Stored data entries:
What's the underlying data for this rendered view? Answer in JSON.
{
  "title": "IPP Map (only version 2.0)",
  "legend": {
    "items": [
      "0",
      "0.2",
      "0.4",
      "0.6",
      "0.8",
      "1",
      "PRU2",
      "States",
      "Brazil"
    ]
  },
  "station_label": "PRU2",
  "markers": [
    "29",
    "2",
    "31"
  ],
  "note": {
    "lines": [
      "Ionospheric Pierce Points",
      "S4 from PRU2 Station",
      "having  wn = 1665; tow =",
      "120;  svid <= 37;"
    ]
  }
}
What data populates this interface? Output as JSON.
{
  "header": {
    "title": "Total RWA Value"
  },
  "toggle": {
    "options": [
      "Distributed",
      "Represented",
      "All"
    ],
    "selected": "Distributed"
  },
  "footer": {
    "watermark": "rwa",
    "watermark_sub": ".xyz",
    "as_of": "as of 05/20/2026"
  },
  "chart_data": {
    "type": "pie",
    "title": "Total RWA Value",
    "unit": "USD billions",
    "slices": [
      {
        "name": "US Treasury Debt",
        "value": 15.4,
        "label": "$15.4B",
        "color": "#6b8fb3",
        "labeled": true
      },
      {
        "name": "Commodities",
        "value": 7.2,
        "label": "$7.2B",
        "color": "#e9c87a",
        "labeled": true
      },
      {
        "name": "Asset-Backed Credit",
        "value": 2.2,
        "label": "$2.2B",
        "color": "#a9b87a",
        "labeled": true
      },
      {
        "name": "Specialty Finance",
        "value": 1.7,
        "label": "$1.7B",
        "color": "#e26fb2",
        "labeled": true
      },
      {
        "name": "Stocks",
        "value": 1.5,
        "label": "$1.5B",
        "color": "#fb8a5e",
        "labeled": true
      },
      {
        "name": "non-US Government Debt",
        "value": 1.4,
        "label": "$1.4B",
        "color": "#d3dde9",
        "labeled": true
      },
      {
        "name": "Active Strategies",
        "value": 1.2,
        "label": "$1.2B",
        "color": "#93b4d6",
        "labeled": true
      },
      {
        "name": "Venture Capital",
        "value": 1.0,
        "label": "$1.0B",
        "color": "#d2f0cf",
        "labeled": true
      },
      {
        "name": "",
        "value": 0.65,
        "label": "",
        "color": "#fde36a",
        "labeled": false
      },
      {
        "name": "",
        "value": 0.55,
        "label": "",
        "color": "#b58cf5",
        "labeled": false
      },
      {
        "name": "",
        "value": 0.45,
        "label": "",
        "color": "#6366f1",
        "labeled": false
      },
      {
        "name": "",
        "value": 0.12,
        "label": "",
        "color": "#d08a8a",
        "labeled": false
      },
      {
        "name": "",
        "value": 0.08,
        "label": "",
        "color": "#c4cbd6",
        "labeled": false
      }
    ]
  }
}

AIM: Return every entry verbatim.

COMPLETE RESPONSE:
What's the underlying data for this rendered view? Answer in JSON.
{
  "title": "IPP Map (only version 2.0)",
  "legend": {
    "items": [
      "0",
      "0.2",
      "0.4",
      "0.6",
      "0.8",
      "1",
      "PRU2",
      "States",
      "Brazil"
    ]
  },
  "station_label": "PRU2",
  "markers": [
    "29",
    "2",
    "31"
  ],
  "note": {
    "lines": [
      "Ionospheric Pierce Points",
      "S4 from PRU2 Station",
      "having  wn = 1665; tow =",
      "120;  svid <= 37;"
    ]
  }
}
What data populates this interface? Output as JSON.
{
  "header": {
    "title": "Total RWA Value"
  },
  "toggle": {
    "options": [
      "Distributed",
      "Represented",
      "All"
    ],
    "selected": "Distributed"
  },
  "footer": {
    "watermark": "rwa",
    "watermark_sub": ".xyz",
    "as_of": "as of 05/20/2026"
  },
  "chart_data": {
    "type": "pie",
    "title": "Total RWA Value",
    "unit": "USD billions",
    "slices": [
      {
        "name": "US Treasury Debt",
        "value": 15.4,
        "label": "$15.4B",
        "color": "#6b8fb3",
        "labeled": true
      },
      {
        "name": "Commodities",
        "value": 7.2,
        "label": "$7.2B",
        "color": "#e9c87a",
        "labeled": true
      },
      {
        "name": "Asset-Backed Credit",
        "value": 2.2,
        "label": "$2.2B",
        "color": "#a9b87a",
        "labeled": true
      },
      {
        "name": "Specialty Finance",
        "value": 1.7,
        "label": "$1.7B",
        "color": "#e26fb2",
        "labeled": true
      },
      {
        "name": "Stocks",
        "value": 1.5,
        "label": "$1.5B",
        "color": "#fb8a5e",
        "labeled": true
      },
      {
        "name": "non-US Government Debt",
        "value": 1.4,
        "label": "$1.4B",
        "color": "#d3dde9",
        "labeled": true
      },
      {
        "name": "Active Strategies",
        "value": 1.2,
        "label": "$1.2B",
        "color": "#93b4d6",
        "labeled": true
      },
      {
        "name": "Venture Capital",
        "value": 1.0,
        "label": "$1.0B",
        "color": "#d2f0cf",
        "labeled": true
      },
      {
        "name": "",
        "value": 0.65,
        "label": "",
        "color": "#fde36a",
        "labeled": false
      },
      {
        "name": "",
        "value": 0.55,
        "label": "",
        "color": "#b58cf5",
        "labeled": false
      },
      {
        "name": "",
        "value": 0.45,
        "label": "",
        "color": "#6366f1",
        "labeled": false
      },
      {
        "name": "",
        "value": 0.12,
        "label": "",
        "color": "#d08a8a",
        "labeled": false
      },
      {
        "name": "",
        "value": 0.08,
        "label": "",
        "color": "#c4cbd6",
        "labeled": false
      }
    ]
  }
}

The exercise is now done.